*Exercise requirements*:
[A] According to the livestock insurance notice below, what could end sales of the 2014 crop year LRP and LGM programs before June 30, 2014?
[B] In the livestock insurance notice below, rewrite the paragraph beginning "LRP coverage protects the policyholder" as a short bulleted list, keeping its main facts.

*Document segment*:
......

SPOKANE, WASH., July 1, 2013 - USDA’s Risk Management Agency (RMA) issued a reminder today to livestock producers in three states of risk management programs that could be helpful to their operations.
RMA’s Spokane Regional Office said livestock producers in all counties of Idaho, Oregon, and Washington are eligible for the Livestock Risk Protection (LRP) program. The LRP program for fed cattle, feeder cattle, lamb and swine and the Livestock Gross Margin (LGM) program for swine begins sales for the 2014 crop year July 1, 2013 and continues through June 30, 2014; or until the maximum underwriting capacity is reached.
LRP coverage protects the policyholder from downward price risk during the insurance period. LGM provides protection against the loss of gross margin (market value of livestock minus feed costs). LRP and LGM do not cover any other peril (e.g., mortality, condemnation, physical damage, disease, individual marketing decisions, local price deviations or any other cause of loss).
Cattle, swine and lamb producers are encouraged to contact a local livestock insurance agent to learn additional details. Federal crop insurance program policies are sold and delivered solely through private crop and livestock insurance companies. A list of livestock crop insurance agents is available at all USDA Service Centers throughout the U.S. or at the RMA web site.

......

*Recorded information*:
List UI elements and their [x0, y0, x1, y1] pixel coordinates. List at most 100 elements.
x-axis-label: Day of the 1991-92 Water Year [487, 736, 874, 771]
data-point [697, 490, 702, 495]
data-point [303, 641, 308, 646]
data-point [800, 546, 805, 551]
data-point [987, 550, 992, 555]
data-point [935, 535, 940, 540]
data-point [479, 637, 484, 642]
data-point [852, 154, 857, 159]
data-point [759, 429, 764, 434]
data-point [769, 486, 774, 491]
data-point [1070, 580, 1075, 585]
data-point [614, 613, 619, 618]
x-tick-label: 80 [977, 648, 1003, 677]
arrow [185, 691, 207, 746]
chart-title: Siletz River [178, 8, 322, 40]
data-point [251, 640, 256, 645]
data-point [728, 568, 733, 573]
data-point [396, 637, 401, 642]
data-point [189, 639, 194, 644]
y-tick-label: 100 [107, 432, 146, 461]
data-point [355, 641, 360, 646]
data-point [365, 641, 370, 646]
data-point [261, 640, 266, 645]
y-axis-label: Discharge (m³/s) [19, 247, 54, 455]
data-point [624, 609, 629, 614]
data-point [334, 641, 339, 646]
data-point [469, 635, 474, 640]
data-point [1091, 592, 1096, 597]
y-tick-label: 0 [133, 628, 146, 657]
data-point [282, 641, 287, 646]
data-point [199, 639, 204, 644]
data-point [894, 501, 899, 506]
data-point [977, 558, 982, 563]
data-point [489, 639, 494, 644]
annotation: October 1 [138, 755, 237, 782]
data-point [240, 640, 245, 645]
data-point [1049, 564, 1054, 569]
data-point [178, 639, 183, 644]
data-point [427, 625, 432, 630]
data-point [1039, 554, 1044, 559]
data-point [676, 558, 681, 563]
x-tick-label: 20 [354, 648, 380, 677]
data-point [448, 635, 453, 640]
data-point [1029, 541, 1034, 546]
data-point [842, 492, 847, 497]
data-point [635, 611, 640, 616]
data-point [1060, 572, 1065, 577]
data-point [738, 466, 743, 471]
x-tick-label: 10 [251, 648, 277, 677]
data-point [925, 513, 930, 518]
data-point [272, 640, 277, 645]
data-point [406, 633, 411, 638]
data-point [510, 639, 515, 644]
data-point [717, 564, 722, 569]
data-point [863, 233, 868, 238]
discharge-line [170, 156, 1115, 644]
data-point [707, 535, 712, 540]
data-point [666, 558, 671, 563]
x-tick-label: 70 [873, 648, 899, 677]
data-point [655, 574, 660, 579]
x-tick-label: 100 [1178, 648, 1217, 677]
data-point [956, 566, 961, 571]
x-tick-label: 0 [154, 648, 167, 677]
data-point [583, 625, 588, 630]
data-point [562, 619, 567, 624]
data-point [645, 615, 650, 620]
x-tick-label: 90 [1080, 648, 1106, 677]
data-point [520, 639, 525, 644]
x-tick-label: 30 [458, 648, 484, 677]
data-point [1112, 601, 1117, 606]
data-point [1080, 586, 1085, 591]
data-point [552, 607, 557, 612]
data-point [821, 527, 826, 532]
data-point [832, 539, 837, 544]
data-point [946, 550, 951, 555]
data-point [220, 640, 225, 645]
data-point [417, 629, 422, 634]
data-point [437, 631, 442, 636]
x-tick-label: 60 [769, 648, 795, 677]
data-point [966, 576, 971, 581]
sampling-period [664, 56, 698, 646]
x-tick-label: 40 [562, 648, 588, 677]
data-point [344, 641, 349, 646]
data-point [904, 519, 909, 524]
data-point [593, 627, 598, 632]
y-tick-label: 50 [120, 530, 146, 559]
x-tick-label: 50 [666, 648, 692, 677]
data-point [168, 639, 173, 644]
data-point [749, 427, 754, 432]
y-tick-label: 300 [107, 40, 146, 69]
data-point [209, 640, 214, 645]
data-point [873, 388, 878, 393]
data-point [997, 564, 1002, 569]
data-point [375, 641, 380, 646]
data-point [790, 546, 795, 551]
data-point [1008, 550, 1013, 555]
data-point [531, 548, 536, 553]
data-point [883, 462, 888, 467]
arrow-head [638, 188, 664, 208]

......

*Answers to the problems*:
[A] Sales would end early if the maximum underwriting capacity is reached before that date.

[B]
- LRP: protects the policyholder against downward price risk during the insurance period.
- LGM: protects against loss of gross margin, which is the market value of livestock minus feed costs.
- Neither covers any other peril, such as mortality, condemnation, physical damage, disease, individual marketing decisions, local price deviations or any other cause of loss.